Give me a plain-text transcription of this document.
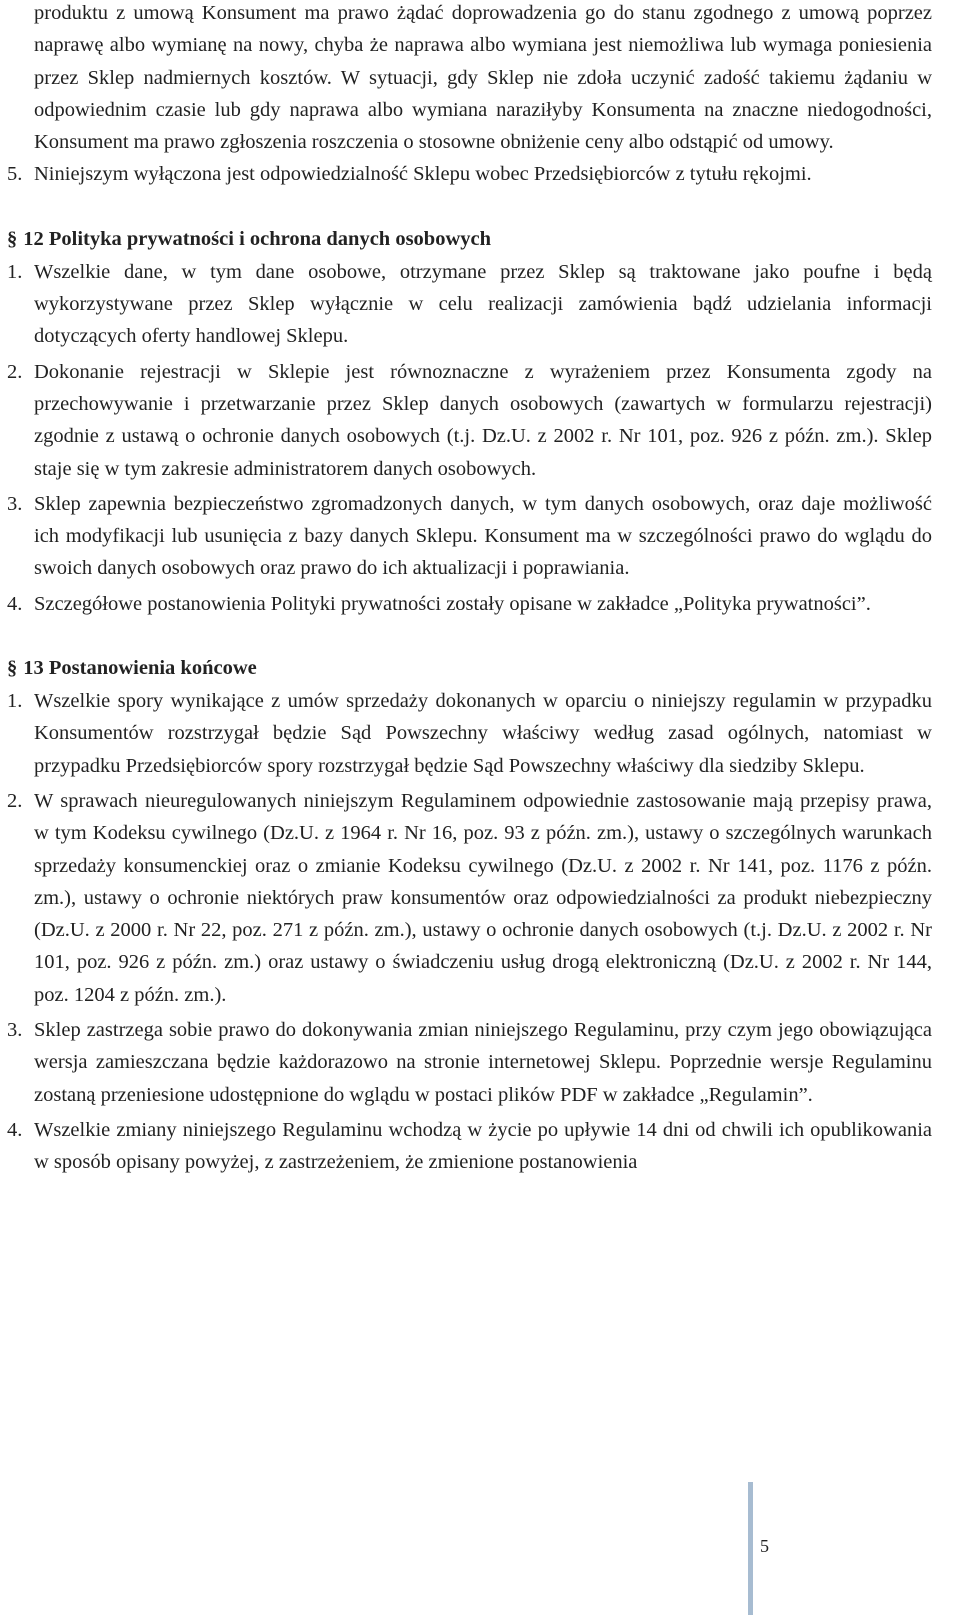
produktu z umową Konsument ma prawo żądać doprowadzenia go do stanu zgodnego z umową poprzez naprawę albo wymianę na nowy, chyba że naprawa albo wymiana jest niemożliwa lub wymaga poniesienia przez Sklep nadmiernych kosztów. W sytuacji, gdy Sklep nie zdoła uczynić zadość takiemu żądaniu w odpowiednim czasie lub gdy naprawa albo wymiana naraziłyby Konsumenta na znaczne niedogodności, Konsument ma prawo zgłoszenia roszczenia o stosowne obniżenie ceny albo odstąpić od umowy.
5. Niniejszym wyłączona jest odpowiedzialność Sklepu wobec Przedsiębiorców z tytułu rękojmi.
§ 12 Polityka prywatności i ochrona danych osobowych
1. Wszelkie dane, w tym dane osobowe, otrzymane przez Sklep są traktowane jako poufne i będą wykorzystywane przez Sklep wyłącznie w celu realizacji zamówienia bądź udzielania informacji dotyczących oferty handlowej Sklepu.
2. Dokonanie rejestracji w Sklepie jest równoznaczne z wyrażeniem przez Konsumenta zgody na przechowywanie i przetwarzanie przez Sklep danych osobowych (zawartych w formularzu rejestracji) zgodnie z ustawą o ochronie danych osobowych (t.j. Dz.U. z 2002 r. Nr 101, poz. 926 z późn. zm.). Sklep staje się w tym zakresie administratorem danych osobowych.
3. Sklep zapewnia bezpieczeństwo zgromadzonych danych, w tym danych osobowych, oraz daje możliwość ich modyfikacji lub usunięcia z bazy danych Sklepu. Konsument ma w szczególności prawo do wglądu do swoich danych osobowych oraz prawo do ich aktualizacji i poprawiania.
4. Szczegółowe postanowienia Polityki prywatności zostały opisane w zakładce „Polityka prywatności”.
§ 13 Postanowienia końcowe
1. Wszelkie spory wynikające z umów sprzedaży dokonanych w oparciu o niniejszy regulamin w przypadku Konsumentów rozstrzygał będzie Sąd Powszechny właściwy według zasad ogólnych, natomiast w przypadku Przedsiębiorców spory rozstrzygał będzie Sąd Powszechny właściwy dla siedziby Sklepu.
2. W sprawach nieuregulowanych niniejszym Regulaminem odpowiednie zastosowanie mają przepisy prawa, w tym Kodeksu cywilnego (Dz.U. z 1964 r. Nr 16, poz. 93 z późn. zm.), ustawy o szczególnych warunkach sprzedaży konsumenckiej oraz o zmianie Kodeksu cywilnego (Dz.U. z 2002 r. Nr 141, poz. 1176 z późn. zm.), ustawy o ochronie niektórych praw konsumentów oraz odpowiedzialności za produkt niebezpieczny (Dz.U. z 2000 r. Nr 22, poz. 271 z późn. zm.), ustawy o ochronie danych osobowych (t.j. Dz.U. z 2002 r. Nr 101, poz. 926 z późn. zm.) oraz ustawy o świadczeniu usług drogą elektroniczną (Dz.U. z 2002 r. Nr 144, poz. 1204 z późn. zm.).
3. Sklep zastrzega sobie prawo do dokonywania zmian niniejszego Regulaminu, przy czym jego obowiązująca wersja zamieszczana będzie każdorazowo na stronie internetowej Sklepu. Poprzednie wersje Regulaminu zostaną przeniesione udostępnione do wglądu w postaci plików PDF w zakładce „Regulamin”.
4. Wszelkie zmiany niniejszego Regulaminu wchodzą w życie po upływie 14 dni od chwili ich opublikowania w sposób opisany powyżej, z zastrzeżeniem, że zmienione postanowienia
5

============================================================

_Instructions to follow:_ Pull out all lines in the data above that include "Przedsiębiorców".

_Result of this exercise:_
5. Niniejszym wyłączona jest odpowiedzialność Sklepu wobec Przedsiębiorców z tytułu rękojmi.
1. Wszelkie spory wynikające z umów sprzedaży dokonanych w oparciu o niniejszy regulamin w przypadku Konsumentów rozstrzygał będzie Sąd Powszechny właściwy według zasad ogólnych, natomiast w przypadku Przedsiębiorców spory rozstrzygał będzie Sąd Powszechny właściwy dla siedziby Sklepu.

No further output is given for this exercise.